_Data to use_.
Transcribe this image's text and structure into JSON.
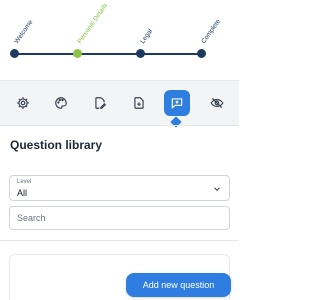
{
  "stepper": {
    "steps": [
      {
        "label": "Welcome",
        "state": "complete"
      },
      {
        "label": "Personal Details",
        "state": "current"
      },
      {
        "label": "Legal",
        "state": "complete"
      },
      {
        "label": "Complete",
        "state": "complete"
      }
    ],
    "colors": {
      "track": "#1e3a5f",
      "current": "#8bc34a"
    }
  },
  "toolbar": {
    "items": [
      {
        "icon": "gear-icon",
        "active": false
      },
      {
        "icon": "palette-icon",
        "active": false
      },
      {
        "icon": "edit-document-icon",
        "active": false
      },
      {
        "icon": "add-file-icon",
        "active": false
      },
      {
        "icon": "chat-add-icon",
        "active": true
      },
      {
        "icon": "eye-off-icon",
        "active": false
      }
    ],
    "accent_color": "#2f7de1"
  },
  "question_library": {
    "title": "Question library",
    "level_filter": {
      "caption": "Level",
      "value": "All"
    },
    "search": {
      "placeholder": "Search",
      "value": ""
    },
    "add_button_label": "Add new question"
  }
}
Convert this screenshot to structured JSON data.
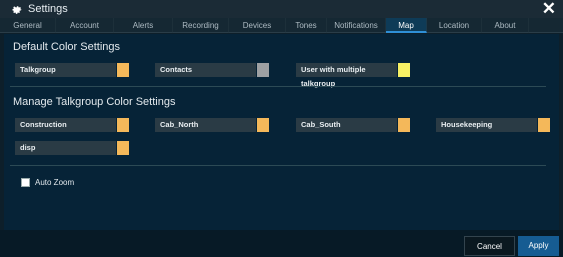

_Job_. Return the whole listing, word for word, and leave out every picture.

_Exercise answer_.
Transcribe this image's text and structure into JSON.
{
  "stepper": {
    "steps": [
      {
        "label": "Welcome",
        "state": "complete"
      },
      {
        "label": "Personal Details",
        "state": "current"
      },
      {
        "label": "Legal",
        "state": "complete"
      },
      {
        "label": "Complete",
        "state": "complete"
      }
    ],
    "colors": {
      "track": "#1e3a5f",
      "current": "#8bc34a"
    }
  },
  "toolbar": {
    "items": [
      {
        "icon": "gear-icon",
        "active": false
      },
      {
        "icon": "palette-icon",
        "active": false
      },
      {
        "icon": "edit-document-icon",
        "active": false
      },
      {
        "icon": "add-file-icon",
        "active": false
      },
      {
        "icon": "chat-add-icon",
        "active": true
      },
      {
        "icon": "eye-off-icon",
        "active": false
      }
    ],
    "accent_color": "#2f7de1"
  },
  "question_library": {
    "title": "Question library",
    "level_filter": {
      "caption": "Level",
      "value": "All"
    },
    "search": {
      "placeholder": "Search",
      "value": ""
    },
    "add_button_label": "Add new question"
  }
}
Convert this screenshot to structured JSON data.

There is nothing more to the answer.